→ **REQUIRED TASK**
Give the entries again exactly, every one of them.

* START *

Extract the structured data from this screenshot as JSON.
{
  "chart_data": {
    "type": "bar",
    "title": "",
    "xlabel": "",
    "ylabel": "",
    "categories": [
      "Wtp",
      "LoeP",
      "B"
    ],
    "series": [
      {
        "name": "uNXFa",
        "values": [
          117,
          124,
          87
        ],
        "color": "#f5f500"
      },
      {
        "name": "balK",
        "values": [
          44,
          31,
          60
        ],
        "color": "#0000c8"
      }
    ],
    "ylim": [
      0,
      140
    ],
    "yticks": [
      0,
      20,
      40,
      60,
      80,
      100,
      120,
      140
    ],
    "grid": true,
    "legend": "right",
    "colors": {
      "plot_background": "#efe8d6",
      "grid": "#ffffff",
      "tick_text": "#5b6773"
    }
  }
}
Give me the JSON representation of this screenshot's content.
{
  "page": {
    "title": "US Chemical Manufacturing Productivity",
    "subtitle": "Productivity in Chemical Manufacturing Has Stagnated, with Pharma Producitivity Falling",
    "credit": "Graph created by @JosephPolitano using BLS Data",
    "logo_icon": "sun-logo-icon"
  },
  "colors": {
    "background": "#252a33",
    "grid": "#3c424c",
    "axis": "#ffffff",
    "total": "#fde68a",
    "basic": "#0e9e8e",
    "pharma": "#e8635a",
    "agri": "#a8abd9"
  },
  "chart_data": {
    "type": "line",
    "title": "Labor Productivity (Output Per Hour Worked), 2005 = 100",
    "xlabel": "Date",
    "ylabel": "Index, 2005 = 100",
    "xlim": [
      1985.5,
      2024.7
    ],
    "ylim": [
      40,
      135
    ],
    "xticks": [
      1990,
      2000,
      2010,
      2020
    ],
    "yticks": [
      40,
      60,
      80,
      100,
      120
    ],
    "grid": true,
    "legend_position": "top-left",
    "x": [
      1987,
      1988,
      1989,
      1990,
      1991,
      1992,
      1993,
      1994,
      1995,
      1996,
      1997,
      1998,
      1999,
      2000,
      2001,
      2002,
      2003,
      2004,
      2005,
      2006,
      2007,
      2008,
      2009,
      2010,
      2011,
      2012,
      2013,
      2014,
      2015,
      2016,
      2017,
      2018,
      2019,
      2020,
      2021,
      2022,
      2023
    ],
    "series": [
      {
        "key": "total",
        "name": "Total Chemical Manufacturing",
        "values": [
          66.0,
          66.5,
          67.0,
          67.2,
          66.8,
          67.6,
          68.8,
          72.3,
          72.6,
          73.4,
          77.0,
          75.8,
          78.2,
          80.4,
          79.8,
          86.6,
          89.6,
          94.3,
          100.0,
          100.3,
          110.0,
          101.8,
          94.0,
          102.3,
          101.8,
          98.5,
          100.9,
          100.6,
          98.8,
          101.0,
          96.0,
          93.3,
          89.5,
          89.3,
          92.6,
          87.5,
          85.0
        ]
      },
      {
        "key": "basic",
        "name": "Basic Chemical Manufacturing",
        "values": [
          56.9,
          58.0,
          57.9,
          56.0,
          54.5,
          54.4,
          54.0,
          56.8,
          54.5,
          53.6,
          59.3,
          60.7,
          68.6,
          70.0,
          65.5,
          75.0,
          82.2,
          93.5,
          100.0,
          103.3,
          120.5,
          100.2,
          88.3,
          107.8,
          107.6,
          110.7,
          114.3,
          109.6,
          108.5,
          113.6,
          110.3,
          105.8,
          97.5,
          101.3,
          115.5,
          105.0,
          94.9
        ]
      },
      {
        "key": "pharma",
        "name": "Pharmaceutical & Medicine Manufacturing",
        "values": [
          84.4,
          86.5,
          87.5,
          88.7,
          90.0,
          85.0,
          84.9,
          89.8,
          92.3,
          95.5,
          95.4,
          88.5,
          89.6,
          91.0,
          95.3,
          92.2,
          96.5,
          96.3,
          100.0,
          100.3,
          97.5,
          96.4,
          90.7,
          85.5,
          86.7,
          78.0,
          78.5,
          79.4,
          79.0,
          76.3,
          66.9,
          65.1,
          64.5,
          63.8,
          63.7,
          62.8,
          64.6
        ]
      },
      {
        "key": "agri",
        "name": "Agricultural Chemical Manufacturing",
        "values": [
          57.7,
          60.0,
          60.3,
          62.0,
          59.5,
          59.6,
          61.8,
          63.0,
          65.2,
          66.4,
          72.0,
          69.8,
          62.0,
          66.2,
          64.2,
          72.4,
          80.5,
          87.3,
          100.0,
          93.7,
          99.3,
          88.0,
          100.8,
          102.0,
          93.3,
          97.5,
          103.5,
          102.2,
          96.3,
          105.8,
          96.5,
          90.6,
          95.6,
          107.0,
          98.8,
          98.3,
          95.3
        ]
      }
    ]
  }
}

* END *

→ **PROBLEM SOLUTION**
Extract the structured data from this screenshot as JSON.
{
  "chart_data": {
    "type": "bar",
    "title": "",
    "xlabel": "",
    "ylabel": "",
    "categories": [
      "Wtp",
      "LoeP",
      "B"
    ],
    "series": [
      {
        "name": "uNXFa",
        "values": [
          117,
          124,
          87
        ],
        "color": "#f5f500"
      },
      {
        "name": "balK",
        "values": [
          44,
          31,
          60
        ],
        "color": "#0000c8"
      }
    ],
    "ylim": [
      0,
      140
    ],
    "yticks": [
      0,
      20,
      40,
      60,
      80,
      100,
      120,
      140
    ],
    "grid": true,
    "legend": "right",
    "colors": {
      "plot_background": "#efe8d6",
      "grid": "#ffffff",
      "tick_text": "#5b6773"
    }
  }
}
Give me the JSON representation of this screenshot's content.
{
  "page": {
    "title": "US Chemical Manufacturing Productivity",
    "subtitle": "Productivity in Chemical Manufacturing Has Stagnated, with Pharma Producitivity Falling",
    "credit": "Graph created by @JosephPolitano using BLS Data",
    "logo_icon": "sun-logo-icon"
  },
  "colors": {
    "background": "#252a33",
    "grid": "#3c424c",
    "axis": "#ffffff",
    "total": "#fde68a",
    "basic": "#0e9e8e",
    "pharma": "#e8635a",
    "agri": "#a8abd9"
  },
  "chart_data": {
    "type": "line",
    "title": "Labor Productivity (Output Per Hour Worked), 2005 = 100",
    "xlabel": "Date",
    "ylabel": "Index, 2005 = 100",
    "xlim": [
      1985.5,
      2024.7
    ],
    "ylim": [
      40,
      135
    ],
    "xticks": [
      1990,
      2000,
      2010,
      2020
    ],
    "yticks": [
      40,
      60,
      80,
      100,
      120
    ],
    "grid": true,
    "legend_position": "top-left",
    "x": [
      1987,
      1988,
      1989,
      1990,
      1991,
      1992,
      1993,
      1994,
      1995,
      1996,
      1997,
      1998,
      1999,
      2000,
      2001,
      2002,
      2003,
      2004,
      2005,
      2006,
      2007,
      2008,
      2009,
      2010,
      2011,
      2012,
      2013,
      2014,
      2015,
      2016,
      2017,
      2018,
      2019,
      2020,
      2021,
      2022,
      2023
    ],
    "series": [
      {
        "key": "total",
        "name": "Total Chemical Manufacturing",
        "values": [
          66.0,
          66.5,
          67.0,
          67.2,
          66.8,
          67.6,
          68.8,
          72.3,
          72.6,
          73.4,
          77.0,
          75.8,
          78.2,
          80.4,
          79.8,
          86.6,
          89.6,
          94.3,
          100.0,
          100.3,
          110.0,
          101.8,
          94.0,
          102.3,
          101.8,
          98.5,
          100.9,
          100.6,
          98.8,
          101.0,
          96.0,
          93.3,
          89.5,
          89.3,
          92.6,
          87.5,
          85.0
        ]
      },
      {
        "key": "basic",
        "name": "Basic Chemical Manufacturing",
        "values": [
          56.9,
          58.0,
          57.9,
          56.0,
          54.5,
          54.4,
          54.0,
          56.8,
          54.5,
          53.6,
          59.3,
          60.7,
          68.6,
          70.0,
          65.5,
          75.0,
          82.2,
          93.5,
          100.0,
          103.3,
          120.5,
          100.2,
          88.3,
          107.8,
          107.6,
          110.7,
          114.3,
          109.6,
          108.5,
          113.6,
          110.3,
          105.8,
          97.5,
          101.3,
          115.5,
          105.0,
          94.9
        ]
      },
      {
        "key": "pharma",
        "name": "Pharmaceutical & Medicine Manufacturing",
        "values": [
          84.4,
          86.5,
          87.5,
          88.7,
          90.0,
          85.0,
          84.9,
          89.8,
          92.3,
          95.5,
          95.4,
          88.5,
          89.6,
          91.0,
          95.3,
          92.2,
          96.5,
          96.3,
          100.0,
          100.3,
          97.5,
          96.4,
          90.7,
          85.5,
          86.7,
          78.0,
          78.5,
          79.4,
          79.0,
          76.3,
          66.9,
          65.1,
          64.5,
          63.8,
          63.7,
          62.8,
          64.6
        ]
      },
      {
        "key": "agri",
        "name": "Agricultural Chemical Manufacturing",
        "values": [
          57.7,
          60.0,
          60.3,
          62.0,
          59.5,
          59.6,
          61.8,
          63.0,
          65.2,
          66.4,
          72.0,
          69.8,
          62.0,
          66.2,
          64.2,
          72.4,
          80.5,
          87.3,
          100.0,
          93.7,
          99.3,
          88.0,
          100.8,
          102.0,
          93.3,
          97.5,
          103.5,
          102.2,
          96.3,
          105.8,
          96.5,
          90.6,
          95.6,
          107.0,
          98.8,
          98.3,
          95.3
        ]
      }
    ]
  }
}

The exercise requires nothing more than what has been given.